Data entries:
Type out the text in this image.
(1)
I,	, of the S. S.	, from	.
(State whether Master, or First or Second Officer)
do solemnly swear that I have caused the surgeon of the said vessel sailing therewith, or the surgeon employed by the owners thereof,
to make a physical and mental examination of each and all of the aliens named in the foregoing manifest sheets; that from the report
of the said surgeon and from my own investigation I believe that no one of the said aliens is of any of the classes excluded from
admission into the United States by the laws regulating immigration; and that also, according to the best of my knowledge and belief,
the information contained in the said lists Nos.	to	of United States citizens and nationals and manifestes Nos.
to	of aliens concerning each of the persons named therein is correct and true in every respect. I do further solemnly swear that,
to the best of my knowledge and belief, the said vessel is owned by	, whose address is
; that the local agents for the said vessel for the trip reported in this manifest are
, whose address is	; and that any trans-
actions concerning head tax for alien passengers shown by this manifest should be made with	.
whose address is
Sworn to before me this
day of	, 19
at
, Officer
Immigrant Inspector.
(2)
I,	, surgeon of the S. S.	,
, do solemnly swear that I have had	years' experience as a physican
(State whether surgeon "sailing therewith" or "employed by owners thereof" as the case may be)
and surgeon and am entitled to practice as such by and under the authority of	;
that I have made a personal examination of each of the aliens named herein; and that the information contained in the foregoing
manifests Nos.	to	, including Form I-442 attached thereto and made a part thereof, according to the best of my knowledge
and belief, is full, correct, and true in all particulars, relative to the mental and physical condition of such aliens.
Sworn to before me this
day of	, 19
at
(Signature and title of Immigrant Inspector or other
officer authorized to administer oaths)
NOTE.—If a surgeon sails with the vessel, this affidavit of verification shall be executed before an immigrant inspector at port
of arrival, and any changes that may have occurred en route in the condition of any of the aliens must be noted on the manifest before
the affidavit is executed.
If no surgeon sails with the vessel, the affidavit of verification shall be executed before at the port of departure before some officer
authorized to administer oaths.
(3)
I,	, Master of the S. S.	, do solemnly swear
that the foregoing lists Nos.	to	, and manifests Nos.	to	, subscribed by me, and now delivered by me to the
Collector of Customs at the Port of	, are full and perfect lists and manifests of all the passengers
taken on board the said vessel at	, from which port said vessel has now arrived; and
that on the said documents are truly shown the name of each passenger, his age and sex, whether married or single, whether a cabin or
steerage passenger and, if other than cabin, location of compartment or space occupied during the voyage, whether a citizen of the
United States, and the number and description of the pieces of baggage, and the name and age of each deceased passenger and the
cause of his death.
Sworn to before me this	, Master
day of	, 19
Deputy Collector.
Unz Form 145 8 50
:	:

THE REQUEST –
Repeat the entries shown above, every one, word for word.

FINISHED TASK –
Type out the text in this image.
(1)
I,	, of the S. S.	, from	.
(State whether Master, or First or Second Officer)
do solemnly swear that I have caused the surgeon of the said vessel sailing therewith, or the surgeon employed by the owners thereof,
to make a physical and mental examination of each and all of the aliens named in the foregoing manifest sheets; that from the report
of the said surgeon and from my own investigation I believe that no one of the said aliens is of any of the classes excluded from
admission into the United States by the laws regulating immigration; and that also, according to the best of my knowledge and belief,
the information contained in the said lists Nos.	to	of United States citizens and nationals and manifestes Nos.
to	of aliens concerning each of the persons named therein is correct and true in every respect. I do further solemnly swear that,
to the best of my knowledge and belief, the said vessel is owned by	, whose address is
; that the local agents for the said vessel for the trip reported in this manifest are
, whose address is	; and that any trans-
actions concerning head tax for alien passengers shown by this manifest should be made with	.
whose address is
Sworn to before me this
day of	, 19
at
, Officer
Immigrant Inspector.
(2)
I,	, surgeon of the S. S.	,
, do solemnly swear that I have had	years' experience as a physican
(State whether surgeon "sailing therewith" or "employed by owners thereof" as the case may be)
and surgeon and am entitled to practice as such by and under the authority of	;
that I have made a personal examination of each of the aliens named herein; and that the information contained in the foregoing
manifests Nos.	to	, including Form I-442 attached thereto and made a part thereof, according to the best of my knowledge
and belief, is full, correct, and true in all particulars, relative to the mental and physical condition of such aliens.
Sworn to before me this
day of	, 19
at
(Signature and title of Immigrant Inspector or other
officer authorized to administer oaths)
NOTE.—If a surgeon sails with the vessel, this affidavit of verification shall be executed before an immigrant inspector at port
of arrival, and any changes that may have occurred en route in the condition of any of the aliens must be noted on the manifest before
the affidavit is executed.
If no surgeon sails with the vessel, the affidavit of verification shall be executed before at the port of departure before some officer
authorized to administer oaths.
(3)
I,	, Master of the S. S.	, do solemnly swear
that the foregoing lists Nos.	to	, and manifests Nos.	to	, subscribed by me, and now delivered by me to the
Collector of Customs at the Port of	, are full and perfect lists and manifests of all the passengers
taken on board the said vessel at	, from which port said vessel has now arrived; and
that on the said documents are truly shown the name of each passenger, his age and sex, whether married or single, whether a cabin or
steerage passenger and, if other than cabin, location of compartment or space occupied during the voyage, whether a citizen of the
United States, and the number and description of the pieces of baggage, and the name and age of each deceased passenger and the
cause of his death.
Sworn to before me this	, Master
day of	, 19
Deputy Collector.
Unz Form 145 8 50
:	:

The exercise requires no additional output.